+++ Input rows

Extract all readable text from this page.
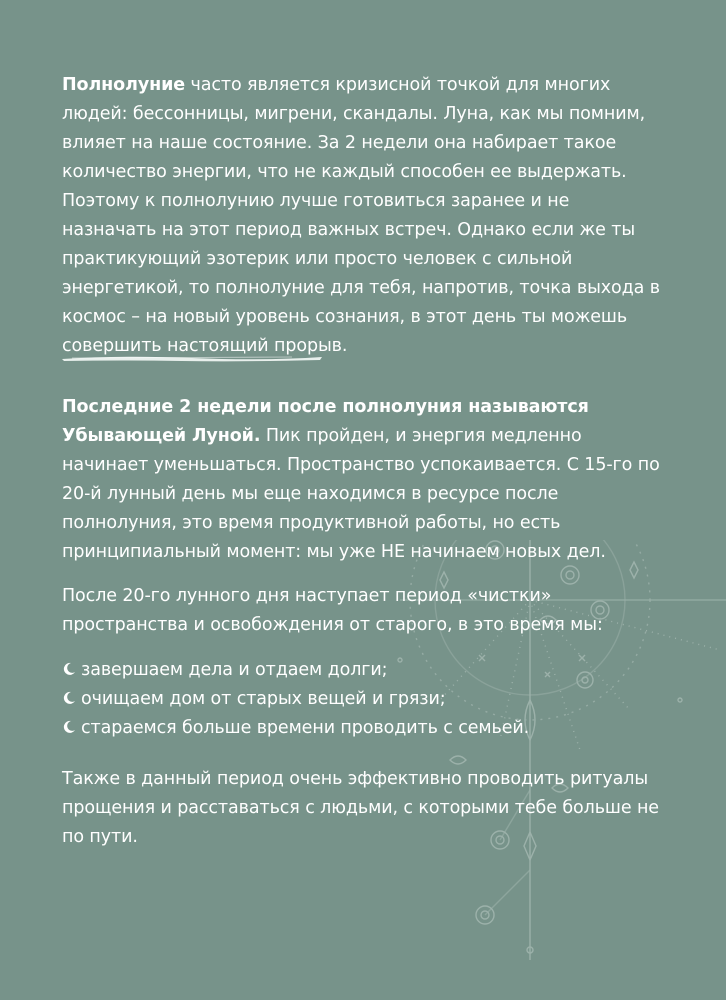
Полнолуние часто является кризисной точкой для многих людей: бессонницы, мигрени, скандалы. Луна, как мы помним, влияет на наше состояние. За 2 недели она набирает такое количество энергии, что не каждый способен ее выдержать. Поэтому к полнолунию лучше готовиться заранее и не назначать на этот период важных встреч. Однако если же ты практикующий эзотерик или просто человек с сильной энергетикой, то полнолуние для тебя, напротив, точка выхода в космос – на новый уровень сознания, в этот день ты можешь совершить настоящий прорыв.

Последние 2 недели после полнолуния называются Убывающей Луной. Пик пройден, и энергия медленно начинает уменьшаться. Пространство успокаивается. С 15-го по 20-й лунный день мы еще находимся в ресурсе после полнолуния, это время продуктивной работы, но есть принципиальный момент: мы уже НЕ начинаем новых дел.

После 20-го лунного дня наступает период «чистки» пространства и освобождения от старого, в это время мы:

завершаем дела и отдаем долги;
очищаем дом от старых вещей и грязи;
стараемся больше времени проводить с семьей.

Также в данный период очень эффективно проводить ритуалы прощения и расставаться с людьми, с которыми тебе больше не по пути.
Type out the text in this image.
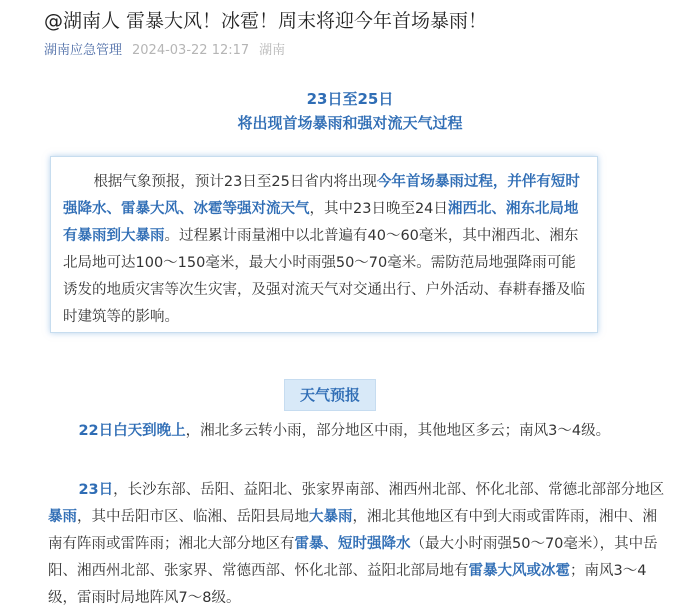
@湖南人 雷暴大风！冰雹！周末将迎今年首场暴雨！
湖南应急管理 2024-03-22 12:17 湖南
23日至25日
将出现首场暴雨和强对流天气过程

根据气象预报，预计23日至25日省内将出现今年首场暴雨过程，并伴有短时强降水、雷暴大风、冰雹等强对流天气，其中23日晚至24日湘西北、湘东北局地有暴雨到大暴雨。过程累计雨量湘中以北普遍有40～60毫米，其中湘西北、湘东北局地可达100～150毫米，最大小时雨强50～70毫米。需防范局地强降雨可能诱发的地质灾害等次生灾害，及强对流天气对交通出行、户外活动、春耕春播及临时建筑等的影响。

天气预报

22日白天到晚上，湘北多云转小雨，部分地区中雨，其他地区多云；南风3～4级。

23日，长沙东部、岳阳、益阳北、张家界南部、湘西州北部、怀化北部、常德北部部分地区暴雨，其中岳阳市区、临湘、岳阳县局地大暴雨，湘北其他地区有中到大雨或雷阵雨，湘中、湘南有阵雨或雷阵雨；湘北大部分地区有雷暴、短时强降水（最大小时雨强50～70毫米），其中岳阳、湘西州北部、张家界、常德西部、怀化北部、益阳北部局地有雷暴大风或冰雹；南风3～4级，雷雨时局地阵风7～8级。
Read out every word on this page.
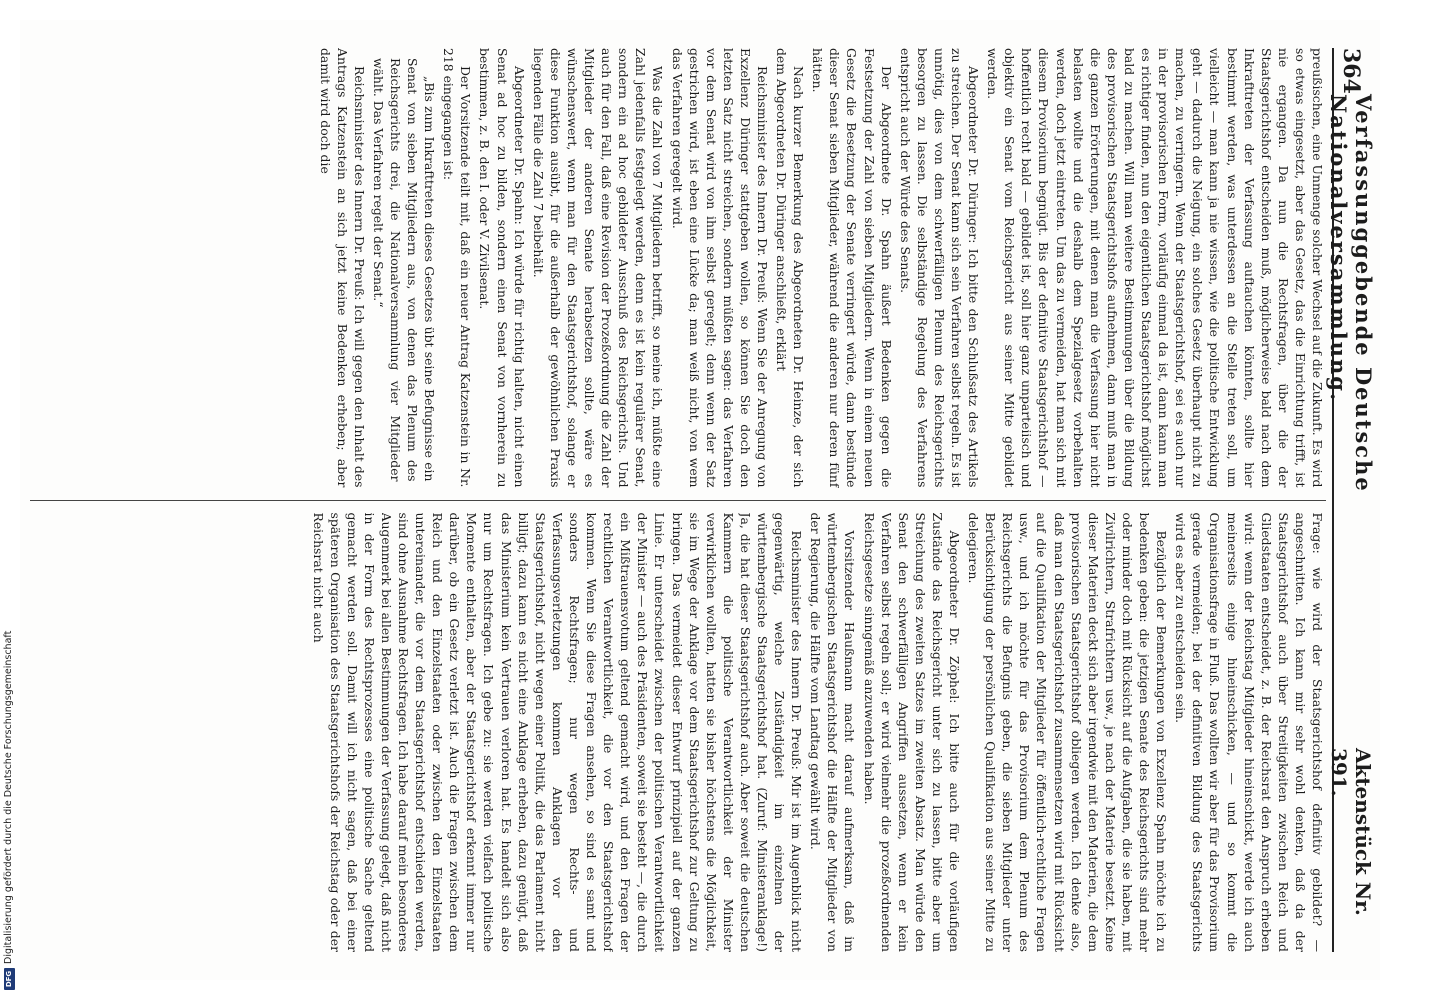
364
Verfassunggebende Deutsche Nationalversammlung.
Aktenstück Nr. 391.

preußischen, eine Unmenge solcher Wechsel auf die Zukunft. Es wird so etwas eingesetzt, aber das Gesetz, das die Einrichtung trifft, ist nie ergangen. Da nun die Rechtsfragen, über die der Staatsgerichtshof entscheiden muß, möglicherweise bald nach dem Inkrafttreten der Verfassung auftauchen könnten, sollte hier bestimmt werden, was unterdessen an die Stelle treten soll, um vielleicht — man kann ja nie wissen, wie die politische Entwicklung geht — dadurch die Neigung, ein solches Gesetz überhaupt nicht zu machen, zu verringern. Wenn der Staatsgerichtshof, sei es auch nur in der provisorischen Form, vorläufig einmal da ist, dann kann man es richtiger finden, nun den eigentlichen Staatsgerichtshof möglichst bald zu machen. Will man weitere Bestimmungen über die Bildung des provisorischen Staatsgerichtshofs aufnehmen, dann muß man in die ganzen Erörterungen, mit denen man die Verfassung hier nicht belasten wollte und die deshalb dem Spezialgesetz vorbehalten werden, doch jetzt eintreten. Um das zu vermeiden, hat man sich mit diesem Provisorium begnügt. Bis der definitive Staatsgerichtshof — hoffentlich recht bald — gebildet ist, soll hier ganz unparteiisch und objektiv ein Senat vom Reichsgericht aus seiner Mitte gebildet werden.

Abgeordneter Dr. Düringer: Ich bitte den Schlußsatz des Artikels zu streichen. Der Senat kann sich sein Verfahren selbst regeln. Es ist unnötig, dies von dem schwerfälligen Plenum des Reichsgerichts besorgen zu lassen. Die selbständige Regelung des Verfahrens entspricht auch der Würde des Senats.

Der Abgeordnete Dr. Spahn äußert Bedenken gegen die Festsetzung der Zahl von sieben Mitgliedern. Wenn in einem neuen Gesetz die Besetzung der Senate verringert würde, dann bestünde dieser Senat sieben Mitglieder, während die anderen nur deren fünf hätten.

Nach kurzer Bemerkung des Abgeordneten Dr. Heinze, der sich dem Abgeordneten Dr. Düringer anschließt, erklärt

Reichsminister des Innern Dr. Preuß: Wenn Sie der Anregung von Exzellenz Düringer stattgeben wollen, so können Sie doch den letzten Satz nicht streichen, sondern müßten sagen: das Verfahren vor dem Senat wird von ihm selbst geregelt; denn wenn der Satz gestrichen wird, ist eben eine Lücke da; man weiß nicht, von wem das Verfahren geregelt wird.

Was die Zahl von 7 Mitgliedern betrifft, so meine ich, müßte eine Zahl jedenfalls festgelegt werden, denn es ist kein regulärer Senat, sondern ein ad hoc gebildeter Ausschuß des Reichsgerichts. Und auch für den Fall, daß eine Revision der Prozeßordnung die Zahl der Mitglieder der anderen Senate herabsetzen sollte, wäre es wünschenswert, wenn man für den Staatsgerichtshof, solange er diese Funktion ausübt, für die außerhalb der gewöhnlichen Praxis liegenden Fälle die Zahl 7 beibehält.

Abgeordneter Dr. Spahn: Ich würde für richtig halten, nicht einen Senat ad hoc zu bilden, sondern einen Senat von vornherein zu bestimmen, z. B. den I. oder V. Zivilsenat.

Der Vorsitzende teilt mit, daß ein neuer Antrag Katzenstein in Nr. 218 eingegangen ist:

„Bis zum Inkrafttreten dieses Gesetzes übt seine Befugnisse ein Senat von sieben Mitgliedern aus, von denen das Plenum des Reichsgerichts drei, die Nationalversammlung vier Mitglieder wählt. Das Verfahren regelt der Senat.“

Reichsminister des Innern Dr. Preuß: Ich will gegen den Inhalt des Antrags Katzenstein an sich jetzt keine Bedenken erheben; aber damit wird doch die

Frage: wie wird der Staatsgerichtshof definitiv gebildet? — angeschnitten. Ich kann mir sehr wohl denken, daß da der Staatsgerichtshof auch über Streitigkeiten zwischen Reich und Gliedstaaten entscheidet, z. B. der Reichsrat den Anspruch erheben wird: wenn der Reichstag Mitglieder hineinschickt, werde ich auch meinerseits einige hineinschicken, — und so kommt die Organisationsfrage in Fluß. Das wollten wir aber für das Provisorium gerade vermeiden; bei der definitiven Bildung des Staatsgerichts wird es aber zu entscheiden sein.

Bezüglich der Bemerkungen von Exzellenz Spahn möchte ich zu bedenken geben: die jetzigen Senate des Reichsgerichts sind mehr oder minder doch mit Rücksicht auf die Aufgaben, die sie haben, mit Zivilrichtern, Strafrichtern usw., je nach der Materie besetzt. Keine dieser Materien deckt sich aber irgendwie mit den Materien, die dem provisorischen Staatsgerichtshof obliegen werden. Ich denke also, daß man den Staatsgerichtshof zusammensetzen wird mit Rücksicht auf die Qualifikation der Mitglieder für öffentlich-rechtliche Fragen usw., und ich möchte für das Provisorium dem Plenum des Reichsgerichts die Befugnis geben, die sieben Mitglieder unter Berücksichtigung der persönlichen Qualifikation aus seiner Mitte zu delegieren.

Abgeordneter Dr. Zöphel: Ich bitte auch für die vorläufigen Zustände das Reichsgericht unter sich zu lassen, bitte aber um Streichung des zweiten Satzes im zweiten Absatz. Man würde den Senat den schwerfälligen Angriffen aussetzen, wenn er kein Verfahren selbst regeln soll; er wird vielmehr die prozeßordnenden Reichsgesetze sinngemäß anzuwenden haben.

Vorsitzender Haußmann macht darauf aufmerksam, daß im württembergischen Staatsgerichtshof die Hälfte der Mitglieder von der Regierung, die Hälfte vom Landtag gewählt wird.

Reichsminister des Innern Dr. Preuß: Mir ist im Augenblick nicht gegenwärtig, welche Zuständigkeit im einzelnen der württembergische Staatsgerichtshof hat. (Zuruf: Ministeranklage!) Ja, die hat dieser Staatsgerichtshof auch. Aber soweit die deutschen Kammern die politische Verantwortlichkeit der Minister verwirklichen wollten, hatten sie bisher höchstens die Möglichkeit, sie im Wege der Anklage vor dem Staatsgerichtshof zur Geltung zu bringen. Das vermeidet dieser Entwurf prinzipiell auf der ganzen Linie. Er unterscheidet zwischen der politischen Verantwortlichkeit der Minister — auch des Präsidenten, soweit sie besteht —, die durch ein Mißtrauensvotum geltend gemacht wird, und den Fragen der rechtlichen Verantwortlichkeit, die vor den Staatsgerichtshof kommen. Wenn Sie diese Fragen ansehen, so sind es samt und sonders Rechtsfragen; nur wegen Rechts- und Verfassungsverletzungen kommen Anklagen vor den Staatsgerichtshof, nicht wegen einer Politik, die das Parlament nicht billigt; dazu kann es nicht eine Anklage erheben, dazu genügt, daß das Ministerium kein Vertrauen verloren hat. Es handelt sich also nur um Rechtsfragen. Ich gebe zu: sie werden vielfach politische Momente enthalten, aber der Staatsgerichtshof erkennt immer nur darüber, ob ein Gesetz verletzt ist. Auch die Fragen zwischen dem Reich und den Einzelstaaten oder zwischen den Einzelstaaten untereinander, die vor dem Staatsgerichtshof entschieden werden, sind ohne Ausnahme Rechtsfragen. Ich habe darauf mein besonderes Augenmerk bei allen Bestimmungen der Verfassung gelegt, daß nicht in der Form des Rechtsprozesses eine politische Sache geltend gemacht werden soll. Damit will ich nicht sagen, daß bei einer späteren Organisation des Staatsgerichtshofs der Reichstag oder der Reichsrat nicht auch

DFG
Digitalisierung gefördert durch die Deutsche Forschungsgemeinschaft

++++++

Objective - Search the lines for "page". Copy each line that has it.

Task answer -
Extract all readable text from this page.
Read out every word on this page.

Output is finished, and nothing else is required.